---------- Record list
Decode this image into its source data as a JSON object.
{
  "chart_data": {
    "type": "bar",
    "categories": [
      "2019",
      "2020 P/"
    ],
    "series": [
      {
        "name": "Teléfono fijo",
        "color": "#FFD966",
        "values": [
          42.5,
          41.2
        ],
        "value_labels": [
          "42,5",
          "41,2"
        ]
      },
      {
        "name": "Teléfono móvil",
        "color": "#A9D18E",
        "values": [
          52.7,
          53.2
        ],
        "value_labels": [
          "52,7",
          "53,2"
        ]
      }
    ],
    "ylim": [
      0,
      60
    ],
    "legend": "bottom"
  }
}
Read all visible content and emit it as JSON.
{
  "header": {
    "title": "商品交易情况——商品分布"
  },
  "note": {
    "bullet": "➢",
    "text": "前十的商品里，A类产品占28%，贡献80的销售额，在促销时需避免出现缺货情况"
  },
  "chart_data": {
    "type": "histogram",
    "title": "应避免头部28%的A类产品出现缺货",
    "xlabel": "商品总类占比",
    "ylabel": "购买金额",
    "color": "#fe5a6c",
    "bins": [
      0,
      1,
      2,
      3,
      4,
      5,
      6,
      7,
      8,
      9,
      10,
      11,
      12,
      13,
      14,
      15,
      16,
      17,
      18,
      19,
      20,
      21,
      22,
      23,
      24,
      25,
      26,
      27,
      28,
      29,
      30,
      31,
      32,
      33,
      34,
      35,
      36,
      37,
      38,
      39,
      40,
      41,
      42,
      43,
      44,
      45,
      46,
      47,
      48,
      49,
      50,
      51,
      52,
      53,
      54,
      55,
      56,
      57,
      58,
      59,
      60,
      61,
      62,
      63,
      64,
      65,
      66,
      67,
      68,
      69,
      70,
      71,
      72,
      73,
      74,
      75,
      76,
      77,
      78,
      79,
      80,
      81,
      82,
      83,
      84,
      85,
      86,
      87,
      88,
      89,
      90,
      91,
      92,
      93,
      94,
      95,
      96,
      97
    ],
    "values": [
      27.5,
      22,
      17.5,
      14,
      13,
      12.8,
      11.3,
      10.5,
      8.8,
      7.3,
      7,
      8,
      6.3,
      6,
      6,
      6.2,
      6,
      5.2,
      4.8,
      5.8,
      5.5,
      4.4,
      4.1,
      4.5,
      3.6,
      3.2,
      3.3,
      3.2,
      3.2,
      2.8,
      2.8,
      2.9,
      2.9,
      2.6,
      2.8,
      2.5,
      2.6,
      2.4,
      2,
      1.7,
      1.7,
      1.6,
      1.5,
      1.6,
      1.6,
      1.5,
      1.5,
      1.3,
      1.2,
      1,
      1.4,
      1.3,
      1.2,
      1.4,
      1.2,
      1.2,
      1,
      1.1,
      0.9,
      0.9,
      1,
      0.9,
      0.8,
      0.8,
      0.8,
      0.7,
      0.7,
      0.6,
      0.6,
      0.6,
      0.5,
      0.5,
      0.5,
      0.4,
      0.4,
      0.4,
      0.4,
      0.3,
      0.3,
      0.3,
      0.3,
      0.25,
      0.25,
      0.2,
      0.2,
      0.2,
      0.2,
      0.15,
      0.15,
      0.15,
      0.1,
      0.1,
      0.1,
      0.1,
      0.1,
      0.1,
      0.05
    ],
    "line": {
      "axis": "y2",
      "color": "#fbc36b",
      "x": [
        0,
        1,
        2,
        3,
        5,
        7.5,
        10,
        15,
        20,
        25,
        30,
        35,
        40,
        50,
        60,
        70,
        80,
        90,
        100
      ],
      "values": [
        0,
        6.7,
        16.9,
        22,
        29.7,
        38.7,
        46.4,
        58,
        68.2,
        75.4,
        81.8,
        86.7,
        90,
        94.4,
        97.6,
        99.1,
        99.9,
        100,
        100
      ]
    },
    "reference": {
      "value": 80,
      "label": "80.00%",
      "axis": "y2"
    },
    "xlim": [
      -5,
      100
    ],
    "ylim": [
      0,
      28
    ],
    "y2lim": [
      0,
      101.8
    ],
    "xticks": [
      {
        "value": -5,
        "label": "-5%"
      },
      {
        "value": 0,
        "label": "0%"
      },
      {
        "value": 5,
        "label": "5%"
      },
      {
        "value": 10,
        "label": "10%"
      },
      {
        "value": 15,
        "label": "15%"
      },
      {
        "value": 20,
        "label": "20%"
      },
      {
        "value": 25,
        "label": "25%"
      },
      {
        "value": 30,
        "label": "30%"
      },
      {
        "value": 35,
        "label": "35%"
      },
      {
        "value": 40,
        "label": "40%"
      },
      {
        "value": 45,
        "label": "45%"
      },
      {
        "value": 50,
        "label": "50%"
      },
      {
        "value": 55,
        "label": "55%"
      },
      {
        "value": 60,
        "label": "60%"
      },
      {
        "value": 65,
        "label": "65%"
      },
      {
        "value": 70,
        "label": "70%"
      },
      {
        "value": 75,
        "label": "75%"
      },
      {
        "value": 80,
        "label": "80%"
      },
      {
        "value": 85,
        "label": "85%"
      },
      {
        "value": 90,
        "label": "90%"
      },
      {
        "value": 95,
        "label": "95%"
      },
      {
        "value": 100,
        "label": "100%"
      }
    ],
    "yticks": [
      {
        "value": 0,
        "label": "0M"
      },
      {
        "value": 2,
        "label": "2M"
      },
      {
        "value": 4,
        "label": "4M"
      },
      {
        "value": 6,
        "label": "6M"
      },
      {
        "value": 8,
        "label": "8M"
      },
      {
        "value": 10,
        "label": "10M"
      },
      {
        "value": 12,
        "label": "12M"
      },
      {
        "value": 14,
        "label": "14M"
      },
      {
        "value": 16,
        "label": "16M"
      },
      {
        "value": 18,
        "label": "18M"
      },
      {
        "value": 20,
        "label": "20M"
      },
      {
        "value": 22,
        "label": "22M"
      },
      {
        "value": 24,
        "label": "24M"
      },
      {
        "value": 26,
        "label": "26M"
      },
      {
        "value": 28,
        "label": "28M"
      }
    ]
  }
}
--------------------
Repeat every entry exactly as written above.

Decode this image into its source data as a JSON object.
{
  "chart_data": {
    "type": "bar",
    "categories": [
      "2019",
      "2020 P/"
    ],
    "series": [
      {
        "name": "Teléfono fijo",
        "color": "#FFD966",
        "values": [
          42.5,
          41.2
        ],
        "value_labels": [
          "42,5",
          "41,2"
        ]
      },
      {
        "name": "Teléfono móvil",
        "color": "#A9D18E",
        "values": [
          52.7,
          53.2
        ],
        "value_labels": [
          "52,7",
          "53,2"
        ]
      }
    ],
    "ylim": [
      0,
      60
    ],
    "legend": "bottom"
  }
}
Read all visible content and emit it as JSON.
{
  "header": {
    "title": "商品交易情况——商品分布"
  },
  "note": {
    "bullet": "➢",
    "text": "前十的商品里，A类产品占28%，贡献80的销售额，在促销时需避免出现缺货情况"
  },
  "chart_data": {
    "type": "histogram",
    "title": "应避免头部28%的A类产品出现缺货",
    "xlabel": "商品总类占比",
    "ylabel": "购买金额",
    "color": "#fe5a6c",
    "bins": [
      0,
      1,
      2,
      3,
      4,
      5,
      6,
      7,
      8,
      9,
      10,
      11,
      12,
      13,
      14,
      15,
      16,
      17,
      18,
      19,
      20,
      21,
      22,
      23,
      24,
      25,
      26,
      27,
      28,
      29,
      30,
      31,
      32,
      33,
      34,
      35,
      36,
      37,
      38,
      39,
      40,
      41,
      42,
      43,
      44,
      45,
      46,
      47,
      48,
      49,
      50,
      51,
      52,
      53,
      54,
      55,
      56,
      57,
      58,
      59,
      60,
      61,
      62,
      63,
      64,
      65,
      66,
      67,
      68,
      69,
      70,
      71,
      72,
      73,
      74,
      75,
      76,
      77,
      78,
      79,
      80,
      81,
      82,
      83,
      84,
      85,
      86,
      87,
      88,
      89,
      90,
      91,
      92,
      93,
      94,
      95,
      96,
      97
    ],
    "values": [
      27.5,
      22,
      17.5,
      14,
      13,
      12.8,
      11.3,
      10.5,
      8.8,
      7.3,
      7,
      8,
      6.3,
      6,
      6,
      6.2,
      6,
      5.2,
      4.8,
      5.8,
      5.5,
      4.4,
      4.1,
      4.5,
      3.6,
      3.2,
      3.3,
      3.2,
      3.2,
      2.8,
      2.8,
      2.9,
      2.9,
      2.6,
      2.8,
      2.5,
      2.6,
      2.4,
      2,
      1.7,
      1.7,
      1.6,
      1.5,
      1.6,
      1.6,
      1.5,
      1.5,
      1.3,
      1.2,
      1,
      1.4,
      1.3,
      1.2,
      1.4,
      1.2,
      1.2,
      1,
      1.1,
      0.9,
      0.9,
      1,
      0.9,
      0.8,
      0.8,
      0.8,
      0.7,
      0.7,
      0.6,
      0.6,
      0.6,
      0.5,
      0.5,
      0.5,
      0.4,
      0.4,
      0.4,
      0.4,
      0.3,
      0.3,
      0.3,
      0.3,
      0.25,
      0.25,
      0.2,
      0.2,
      0.2,
      0.2,
      0.15,
      0.15,
      0.15,
      0.1,
      0.1,
      0.1,
      0.1,
      0.1,
      0.1,
      0.05
    ],
    "line": {
      "axis": "y2",
      "color": "#fbc36b",
      "x": [
        0,
        1,
        2,
        3,
        5,
        7.5,
        10,
        15,
        20,
        25,
        30,
        35,
        40,
        50,
        60,
        70,
        80,
        90,
        100
      ],
      "values": [
        0,
        6.7,
        16.9,
        22,
        29.7,
        38.7,
        46.4,
        58,
        68.2,
        75.4,
        81.8,
        86.7,
        90,
        94.4,
        97.6,
        99.1,
        99.9,
        100,
        100
      ]
    },
    "reference": {
      "value": 80,
      "label": "80.00%",
      "axis": "y2"
    },
    "xlim": [
      -5,
      100
    ],
    "ylim": [
      0,
      28
    ],
    "y2lim": [
      0,
      101.8
    ],
    "xticks": [
      {
        "value": -5,
        "label": "-5%"
      },
      {
        "value": 0,
        "label": "0%"
      },
      {
        "value": 5,
        "label": "5%"
      },
      {
        "value": 10,
        "label": "10%"
      },
      {
        "value": 15,
        "label": "15%"
      },
      {
        "value": 20,
        "label": "20%"
      },
      {
        "value": 25,
        "label": "25%"
      },
      {
        "value": 30,
        "label": "30%"
      },
      {
        "value": 35,
        "label": "35%"
      },
      {
        "value": 40,
        "label": "40%"
      },
      {
        "value": 45,
        "label": "45%"
      },
      {
        "value": 50,
        "label": "50%"
      },
      {
        "value": 55,
        "label": "55%"
      },
      {
        "value": 60,
        "label": "60%"
      },
      {
        "value": 65,
        "label": "65%"
      },
      {
        "value": 70,
        "label": "70%"
      },
      {
        "value": 75,
        "label": "75%"
      },
      {
        "value": 80,
        "label": "80%"
      },
      {
        "value": 85,
        "label": "85%"
      },
      {
        "value": 90,
        "label": "90%"
      },
      {
        "value": 95,
        "label": "95%"
      },
      {
        "value": 100,
        "label": "100%"
      }
    ],
    "yticks": [
      {
        "value": 0,
        "label": "0M"
      },
      {
        "value": 2,
        "label": "2M"
      },
      {
        "value": 4,
        "label": "4M"
      },
      {
        "value": 6,
        "label": "6M"
      },
      {
        "value": 8,
        "label": "8M"
      },
      {
        "value": 10,
        "label": "10M"
      },
      {
        "value": 12,
        "label": "12M"
      },
      {
        "value": 14,
        "label": "14M"
      },
      {
        "value": 16,
        "label": "16M"
      },
      {
        "value": 18,
        "label": "18M"
      },
      {
        "value": 20,
        "label": "20M"
      },
      {
        "value": 22,
        "label": "22M"
      },
      {
        "value": 24,
        "label": "24M"
      },
      {
        "value": 26,
        "label": "26M"
      },
      {
        "value": 28,
        "label": "28M"
      }
    ]
  }
}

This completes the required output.